What is asked — Write out each line in which the string "title" is present.

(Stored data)
━━━━━━━━━━━━━━━━━━━━━━━━━━━━━━

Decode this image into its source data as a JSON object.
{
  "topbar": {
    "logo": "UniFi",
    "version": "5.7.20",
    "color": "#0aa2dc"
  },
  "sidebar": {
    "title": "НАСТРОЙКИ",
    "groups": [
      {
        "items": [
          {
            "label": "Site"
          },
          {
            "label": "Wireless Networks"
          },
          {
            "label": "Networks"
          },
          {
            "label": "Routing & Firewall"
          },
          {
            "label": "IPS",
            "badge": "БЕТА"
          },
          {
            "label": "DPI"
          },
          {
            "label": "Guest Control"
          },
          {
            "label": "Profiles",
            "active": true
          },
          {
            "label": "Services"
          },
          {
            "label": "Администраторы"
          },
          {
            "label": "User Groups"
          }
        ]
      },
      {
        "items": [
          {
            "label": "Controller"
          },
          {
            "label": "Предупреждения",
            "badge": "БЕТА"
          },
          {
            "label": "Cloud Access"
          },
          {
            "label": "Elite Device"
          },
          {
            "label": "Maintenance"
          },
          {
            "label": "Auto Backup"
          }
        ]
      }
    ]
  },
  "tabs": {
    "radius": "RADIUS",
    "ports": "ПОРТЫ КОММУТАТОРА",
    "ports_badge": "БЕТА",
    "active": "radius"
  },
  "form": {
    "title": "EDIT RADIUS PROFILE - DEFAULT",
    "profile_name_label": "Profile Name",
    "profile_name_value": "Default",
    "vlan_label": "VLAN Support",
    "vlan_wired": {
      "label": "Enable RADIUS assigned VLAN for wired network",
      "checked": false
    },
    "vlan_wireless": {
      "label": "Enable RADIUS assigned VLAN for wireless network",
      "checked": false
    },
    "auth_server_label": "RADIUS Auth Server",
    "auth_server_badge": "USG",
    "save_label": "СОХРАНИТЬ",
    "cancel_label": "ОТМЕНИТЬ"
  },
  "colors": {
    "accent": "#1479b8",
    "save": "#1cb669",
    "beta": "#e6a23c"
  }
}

━━━━━━━━━━━━━━━━━━━━━━━━━━━━━━

Task answer —
    "title": "НАСТРОЙКИ",
    "title": "EDIT RADIUS PROFILE - DEFAULT",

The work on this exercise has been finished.